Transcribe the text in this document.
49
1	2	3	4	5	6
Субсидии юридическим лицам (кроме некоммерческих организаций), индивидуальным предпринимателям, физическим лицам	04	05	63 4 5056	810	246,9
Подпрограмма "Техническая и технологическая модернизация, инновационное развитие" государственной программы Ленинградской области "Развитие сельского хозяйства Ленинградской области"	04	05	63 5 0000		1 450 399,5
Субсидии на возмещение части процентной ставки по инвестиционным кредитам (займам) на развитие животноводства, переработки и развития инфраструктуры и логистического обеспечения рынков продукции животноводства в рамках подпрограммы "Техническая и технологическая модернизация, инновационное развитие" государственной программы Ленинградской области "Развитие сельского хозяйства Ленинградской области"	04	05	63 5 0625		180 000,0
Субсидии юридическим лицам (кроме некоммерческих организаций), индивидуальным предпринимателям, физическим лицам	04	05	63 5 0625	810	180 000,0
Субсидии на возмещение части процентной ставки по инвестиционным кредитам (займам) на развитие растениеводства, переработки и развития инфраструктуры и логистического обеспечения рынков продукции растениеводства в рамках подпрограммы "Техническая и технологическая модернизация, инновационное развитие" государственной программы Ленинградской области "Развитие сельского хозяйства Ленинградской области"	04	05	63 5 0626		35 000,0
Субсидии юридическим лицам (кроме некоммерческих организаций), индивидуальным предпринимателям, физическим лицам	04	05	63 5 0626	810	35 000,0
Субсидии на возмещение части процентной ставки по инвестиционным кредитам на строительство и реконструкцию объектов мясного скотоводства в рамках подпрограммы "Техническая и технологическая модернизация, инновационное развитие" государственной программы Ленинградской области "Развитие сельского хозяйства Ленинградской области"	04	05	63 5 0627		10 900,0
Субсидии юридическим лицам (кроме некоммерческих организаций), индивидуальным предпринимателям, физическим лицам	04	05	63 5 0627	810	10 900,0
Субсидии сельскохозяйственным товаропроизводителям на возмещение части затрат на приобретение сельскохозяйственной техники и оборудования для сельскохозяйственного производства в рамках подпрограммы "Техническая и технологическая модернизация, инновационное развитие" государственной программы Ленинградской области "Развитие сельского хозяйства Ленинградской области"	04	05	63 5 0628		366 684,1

- Short problem: Copy every record above exactly as it appears.

- Result of the task:
Transcribe the text in this document.
49
1	2	3	4	5	6
Субсидии юридическим лицам (кроме некоммерческих организаций), индивидуальным предпринимателям, физическим лицам	04	05	63 4 5056	810	246,9
Подпрограмма "Техническая и технологическая модернизация, инновационное развитие" государственной программы Ленинградской области "Развитие сельского хозяйства Ленинградской области"	04	05	63 5 0000		1 450 399,5
Субсидии на возмещение части процентной ставки по инвестиционным кредитам (займам) на развитие животноводства, переработки и развития инфраструктуры и логистического обеспечения рынков продукции животноводства в рамках подпрограммы "Техническая и технологическая модернизация, инновационное развитие" государственной программы Ленинградской области "Развитие сельского хозяйства Ленинградской области"	04	05	63 5 0625		180 000,0
Субсидии юридическим лицам (кроме некоммерческих организаций), индивидуальным предпринимателям, физическим лицам	04	05	63 5 0625	810	180 000,0
Субсидии на возмещение части процентной ставки по инвестиционным кредитам (займам) на развитие растениеводства, переработки и развития инфраструктуры и логистического обеспечения рынков продукции растениеводства в рамках подпрограммы "Техническая и технологическая модернизация, инновационное развитие" государственной программы Ленинградской области "Развитие сельского хозяйства Ленинградской области"	04	05	63 5 0626		35 000,0
Субсидии юридическим лицам (кроме некоммерческих организаций), индивидуальным предпринимателям, физическим лицам	04	05	63 5 0626	810	35 000,0
Субсидии на возмещение части процентной ставки по инвестиционным кредитам на строительство и реконструкцию объектов мясного скотоводства в рамках подпрограммы "Техническая и технологическая модернизация, инновационное развитие" государственной программы Ленинградской области "Развитие сельского хозяйства Ленинградской области"	04	05	63 5 0627		10 900,0
Субсидии юридическим лицам (кроме некоммерческих организаций), индивидуальным предпринимателям, физическим лицам	04	05	63 5 0627	810	10 900,0
Субсидии сельскохозяйственным товаропроизводителям на возмещение части затрат на приобретение сельскохозяйственной техники и оборудования для сельскохозяйственного производства в рамках подпрограммы "Техническая и технологическая модернизация, инновационное развитие" государственной программы Ленинградской области "Развитие сельского хозяйства Ленинградской области"	04	05	63 5 0628		366 684,1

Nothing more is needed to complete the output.